◆ **Petunjuk Tugas**
Salin seluruh ulasan buku Impian dari Yogyakarta berikut tanpa mengubah satu huruf atau tanda baca pun.

◆ **Kutipan Teks**
━━━━━━━━━━━━━━━━━━━━━━━━━━━━━━

Minggu, 18 April 2010

IMPIAN-IMPIAN DARI YOGYAKARTA

Judul buku : Impian dari Yogyakarta
Penulis : Y.B. Mangunwijaya
Penerbit : Kompas, Jakarta
Cetakan : Februari, 2003
Tebal : xxvii + 308 halaman

Romo yusuf Bilyarta (YB) Mangunwijaya Pr. Yang lebih dikenal dengan sebutan Romo Mangun, selain sering kita dengar sebagai tokoh rohaniawan, budayawan, novelis, arsitek dan pekerja social, Beliau juga dikenal sebagai pemerhati pendidikan, khususnya pendidikan Sekolah Dasar (SD). Buku ini sebenarnya merupakan kumpulan 39 essay pemikiran-pemikirannya tentang masalah pendidikan yang pernah dimuat dalam harian Kompas.
Dengan membaca buku ini, pembaca diajak menilik sekilas system pendidikan pada era kolonial Belanda yang waktu itu bertujuan sebagai politik Etis salah satu Trilogi Van de Venter (edukasi). Dilihat dari segi positifnya, ternyata pendidikan zaman kolonial dapat menghasilkan Soekarno, Hatta, Adam Malik, Syahrir, KH. Dewantoro dan perintis-perintis Negara lainnya. Hal tersebut disebabkan karena system pendidikan pada waktu itu memaksa para siswanya untuk selalu berpikir, bereksplorasi, aktif dan observatif. Murid-murid SD sudah harus mengerahkan nalar dan daya analisa dengan membuat pertanyaan-p[ertanyaan, karangan kecil, menghafal dan mempelajari bahasa Belanda (bahasa asing pada zaman tersebut) yang dimaksudkan untuk memperluas cakrawala siswa.

━━━━━━━━━━━━━━━━━━━━━━━━━━━━━━

◆ **Isi Daftar**
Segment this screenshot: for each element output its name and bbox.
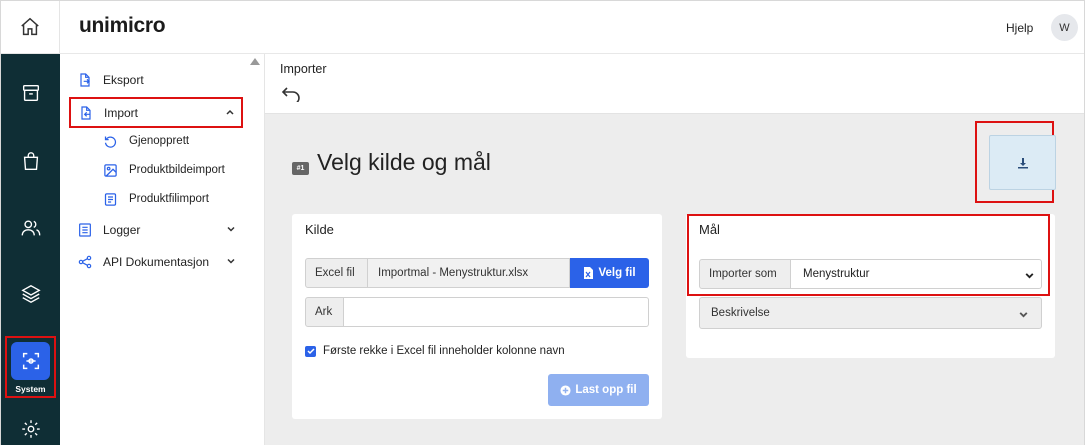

━━━━━━━━━━━━━━━━━━━━━━━━━━━━━━

◆ **Jawaban**
Minggu, 18 April 2010

IMPIAN-IMPIAN DARI YOGYAKARTA

Judul buku : Impian dari Yogyakarta
Penulis : Y.B. Mangunwijaya
Penerbit : Kompas, Jakarta
Cetakan : Februari, 2003
Tebal : xxvii + 308 halaman

Romo yusuf Bilyarta (YB) Mangunwijaya Pr. Yang lebih dikenal dengan sebutan Romo Mangun, selain sering kita dengar sebagai tokoh rohaniawan, budayawan, novelis, arsitek dan pekerja social, Beliau juga dikenal sebagai pemerhati pendidikan, khususnya pendidikan Sekolah Dasar (SD). Buku ini sebenarnya merupakan kumpulan 39 essay pemikiran-pemikirannya tentang masalah pendidikan yang pernah dimuat dalam harian Kompas.
Dengan membaca buku ini, pembaca diajak menilik sekilas system pendidikan pada era kolonial Belanda yang waktu itu bertujuan sebagai politik Etis salah satu Trilogi Van de Venter (edukasi). Dilihat dari segi positifnya, ternyata pendidikan zaman kolonial dapat menghasilkan Soekarno, Hatta, Adam Malik, Syahrir, KH. Dewantoro dan perintis-perintis Negara lainnya. Hal tersebut disebabkan karena system pendidikan pada waktu itu memaksa para siswanya untuk selalu berpikir, bereksplorasi, aktif dan observatif. Murid-murid SD sudah harus mengerahkan nalar dan daya analisa dengan membuat pertanyaan-p[ertanyaan, karangan kecil, menghafal dan mempelajari bahasa Belanda (bahasa asing pada zaman tersebut) yang dimaksudkan untuk memperluas cakrawala siswa.